What the task asks:
Write out the records below once more, exactly as they stand.

Record list:
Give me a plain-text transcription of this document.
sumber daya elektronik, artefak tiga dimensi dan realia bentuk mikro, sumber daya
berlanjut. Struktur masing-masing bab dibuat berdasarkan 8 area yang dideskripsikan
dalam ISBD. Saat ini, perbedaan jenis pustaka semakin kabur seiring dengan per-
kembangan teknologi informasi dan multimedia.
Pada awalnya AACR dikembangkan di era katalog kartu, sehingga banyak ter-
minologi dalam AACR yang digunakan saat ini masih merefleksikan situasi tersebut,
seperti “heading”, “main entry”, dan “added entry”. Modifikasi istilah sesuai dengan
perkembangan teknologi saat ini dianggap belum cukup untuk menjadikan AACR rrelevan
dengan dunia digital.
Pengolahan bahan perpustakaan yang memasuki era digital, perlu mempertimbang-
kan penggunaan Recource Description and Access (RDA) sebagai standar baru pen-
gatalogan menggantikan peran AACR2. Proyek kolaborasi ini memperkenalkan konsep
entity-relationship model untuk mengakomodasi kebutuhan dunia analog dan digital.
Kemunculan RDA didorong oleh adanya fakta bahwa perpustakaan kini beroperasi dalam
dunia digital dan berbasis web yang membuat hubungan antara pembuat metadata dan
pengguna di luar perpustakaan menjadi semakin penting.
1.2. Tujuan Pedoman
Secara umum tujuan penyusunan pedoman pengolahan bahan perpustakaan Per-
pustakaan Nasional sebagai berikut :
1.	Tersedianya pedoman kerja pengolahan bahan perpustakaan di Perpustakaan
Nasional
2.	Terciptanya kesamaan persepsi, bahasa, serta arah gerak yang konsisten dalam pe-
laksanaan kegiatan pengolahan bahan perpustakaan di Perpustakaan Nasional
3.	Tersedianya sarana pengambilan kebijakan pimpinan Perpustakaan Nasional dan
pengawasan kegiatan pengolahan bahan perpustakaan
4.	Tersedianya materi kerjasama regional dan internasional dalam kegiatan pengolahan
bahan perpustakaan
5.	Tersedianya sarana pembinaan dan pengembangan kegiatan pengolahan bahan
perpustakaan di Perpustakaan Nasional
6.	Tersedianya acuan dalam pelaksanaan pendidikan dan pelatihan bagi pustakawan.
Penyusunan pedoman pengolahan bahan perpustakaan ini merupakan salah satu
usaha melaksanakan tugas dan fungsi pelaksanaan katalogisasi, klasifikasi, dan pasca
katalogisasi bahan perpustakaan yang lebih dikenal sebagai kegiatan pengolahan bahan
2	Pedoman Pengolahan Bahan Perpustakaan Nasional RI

Expected answer:
Give me a plain-text transcription of this document.
sumber daya elektronik, artefak tiga dimensi dan realia bentuk mikro, sumber daya
berlanjut. Struktur masing-masing bab dibuat berdasarkan 8 area yang dideskripsikan
dalam ISBD. Saat ini, perbedaan jenis pustaka semakin kabur seiring dengan per-
kembangan teknologi informasi dan multimedia.
Pada awalnya AACR dikembangkan di era katalog kartu, sehingga banyak ter-
minologi dalam AACR yang digunakan saat ini masih merefleksikan situasi tersebut,
seperti “heading”, “main entry”, dan “added entry”. Modifikasi istilah sesuai dengan
perkembangan teknologi saat ini dianggap belum cukup untuk menjadikan AACR rrelevan
dengan dunia digital.
Pengolahan bahan perpustakaan yang memasuki era digital, perlu mempertimbang-
kan penggunaan Recource Description and Access (RDA) sebagai standar baru pen-
gatalogan menggantikan peran AACR2. Proyek kolaborasi ini memperkenalkan konsep
entity-relationship model untuk mengakomodasi kebutuhan dunia analog dan digital.
Kemunculan RDA didorong oleh adanya fakta bahwa perpustakaan kini beroperasi dalam
dunia digital dan berbasis web yang membuat hubungan antara pembuat metadata dan
pengguna di luar perpustakaan menjadi semakin penting.
1.2. Tujuan Pedoman
Secara umum tujuan penyusunan pedoman pengolahan bahan perpustakaan Per-
pustakaan Nasional sebagai berikut :
1.	Tersedianya pedoman kerja pengolahan bahan perpustakaan di Perpustakaan
Nasional
2.	Terciptanya kesamaan persepsi, bahasa, serta arah gerak yang konsisten dalam pe-
laksanaan kegiatan pengolahan bahan perpustakaan di Perpustakaan Nasional
3.	Tersedianya sarana pengambilan kebijakan pimpinan Perpustakaan Nasional dan
pengawasan kegiatan pengolahan bahan perpustakaan
4.	Tersedianya materi kerjasama regional dan internasional dalam kegiatan pengolahan
bahan perpustakaan
5.	Tersedianya sarana pembinaan dan pengembangan kegiatan pengolahan bahan
perpustakaan di Perpustakaan Nasional
6.	Tersedianya acuan dalam pelaksanaan pendidikan dan pelatihan bagi pustakawan.
Penyusunan pedoman pengolahan bahan perpustakaan ini merupakan salah satu
usaha melaksanakan tugas dan fungsi pelaksanaan katalogisasi, klasifikasi, dan pasca
katalogisasi bahan perpustakaan yang lebih dikenal sebagai kegiatan pengolahan bahan
2	Pedoman Pengolahan Bahan Perpustakaan Nasional RI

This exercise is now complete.